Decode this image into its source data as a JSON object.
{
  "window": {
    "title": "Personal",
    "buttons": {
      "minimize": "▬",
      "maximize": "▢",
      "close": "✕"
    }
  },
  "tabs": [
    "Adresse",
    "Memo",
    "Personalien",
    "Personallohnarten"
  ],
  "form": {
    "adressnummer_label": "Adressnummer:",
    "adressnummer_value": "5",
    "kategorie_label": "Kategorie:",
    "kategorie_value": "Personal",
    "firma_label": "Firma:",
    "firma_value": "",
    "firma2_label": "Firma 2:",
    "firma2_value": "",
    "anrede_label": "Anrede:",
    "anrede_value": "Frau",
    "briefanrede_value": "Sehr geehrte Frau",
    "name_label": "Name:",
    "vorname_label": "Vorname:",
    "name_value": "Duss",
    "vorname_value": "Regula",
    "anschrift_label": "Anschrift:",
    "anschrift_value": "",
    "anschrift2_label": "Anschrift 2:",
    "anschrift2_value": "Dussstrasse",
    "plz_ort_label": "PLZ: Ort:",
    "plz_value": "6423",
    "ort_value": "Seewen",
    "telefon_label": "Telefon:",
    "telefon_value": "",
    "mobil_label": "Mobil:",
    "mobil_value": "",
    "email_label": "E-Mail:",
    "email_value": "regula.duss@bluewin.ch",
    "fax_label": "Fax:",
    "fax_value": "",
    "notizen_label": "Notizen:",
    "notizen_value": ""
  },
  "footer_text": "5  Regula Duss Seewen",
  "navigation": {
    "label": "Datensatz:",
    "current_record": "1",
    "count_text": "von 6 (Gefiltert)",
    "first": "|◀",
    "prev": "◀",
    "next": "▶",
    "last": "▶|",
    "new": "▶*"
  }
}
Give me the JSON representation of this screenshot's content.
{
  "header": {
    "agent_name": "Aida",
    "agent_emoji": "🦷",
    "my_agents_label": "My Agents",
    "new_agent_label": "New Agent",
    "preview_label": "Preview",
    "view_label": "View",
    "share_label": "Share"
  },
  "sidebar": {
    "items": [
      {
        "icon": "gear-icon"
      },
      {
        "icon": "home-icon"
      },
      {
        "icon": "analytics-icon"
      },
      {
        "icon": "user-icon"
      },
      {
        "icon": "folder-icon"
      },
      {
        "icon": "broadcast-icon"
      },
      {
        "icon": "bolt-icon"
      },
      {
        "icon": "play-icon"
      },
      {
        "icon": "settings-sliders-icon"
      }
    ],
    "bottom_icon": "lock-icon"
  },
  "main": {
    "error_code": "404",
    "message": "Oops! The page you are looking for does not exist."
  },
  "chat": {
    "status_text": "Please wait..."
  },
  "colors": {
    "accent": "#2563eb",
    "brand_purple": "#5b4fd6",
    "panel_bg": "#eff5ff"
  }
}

* * * * * * * * *

- AIM -
Restate the whole listing exactly, leaving out nothing.

- REPLY -
Decode this image into its source data as a JSON object.
{
  "window": {
    "title": "Personal",
    "buttons": {
      "minimize": "▬",
      "maximize": "▢",
      "close": "✕"
    }
  },
  "tabs": [
    "Adresse",
    "Memo",
    "Personalien",
    "Personallohnarten"
  ],
  "form": {
    "adressnummer_label": "Adressnummer:",
    "adressnummer_value": "5",
    "kategorie_label": "Kategorie:",
    "kategorie_value": "Personal",
    "firma_label": "Firma:",
    "firma_value": "",
    "firma2_label": "Firma 2:",
    "firma2_value": "",
    "anrede_label": "Anrede:",
    "anrede_value": "Frau",
    "briefanrede_value": "Sehr geehrte Frau",
    "name_label": "Name:",
    "vorname_label": "Vorname:",
    "name_value": "Duss",
    "vorname_value": "Regula",
    "anschrift_label": "Anschrift:",
    "anschrift_value": "",
    "anschrift2_label": "Anschrift 2:",
    "anschrift2_value": "Dussstrasse",
    "plz_ort_label": "PLZ: Ort:",
    "plz_value": "6423",
    "ort_value": "Seewen",
    "telefon_label": "Telefon:",
    "telefon_value": "",
    "mobil_label": "Mobil:",
    "mobil_value": "",
    "email_label": "E-Mail:",
    "email_value": "regula.duss@bluewin.ch",
    "fax_label": "Fax:",
    "fax_value": "",
    "notizen_label": "Notizen:",
    "notizen_value": ""
  },
  "footer_text": "5  Regula Duss Seewen",
  "navigation": {
    "label": "Datensatz:",
    "current_record": "1",
    "count_text": "von 6 (Gefiltert)",
    "first": "|◀",
    "prev": "◀",
    "next": "▶",
    "last": "▶|",
    "new": "▶*"
  }
}
Give me the JSON representation of this screenshot's content.
{
  "header": {
    "agent_name": "Aida",
    "agent_emoji": "🦷",
    "my_agents_label": "My Agents",
    "new_agent_label": "New Agent",
    "preview_label": "Preview",
    "view_label": "View",
    "share_label": "Share"
  },
  "sidebar": {
    "items": [
      {
        "icon": "gear-icon"
      },
      {
        "icon": "home-icon"
      },
      {
        "icon": "analytics-icon"
      },
      {
        "icon": "user-icon"
      },
      {
        "icon": "folder-icon"
      },
      {
        "icon": "broadcast-icon"
      },
      {
        "icon": "bolt-icon"
      },
      {
        "icon": "play-icon"
      },
      {
        "icon": "settings-sliders-icon"
      }
    ],
    "bottom_icon": "lock-icon"
  },
  "main": {
    "error_code": "404",
    "message": "Oops! The page you are looking for does not exist."
  },
  "chat": {
    "status_text": "Please wait..."
  },
  "colors": {
    "accent": "#2563eb",
    "brand_purple": "#5b4fd6",
    "panel_bg": "#eff5ff"
  }
}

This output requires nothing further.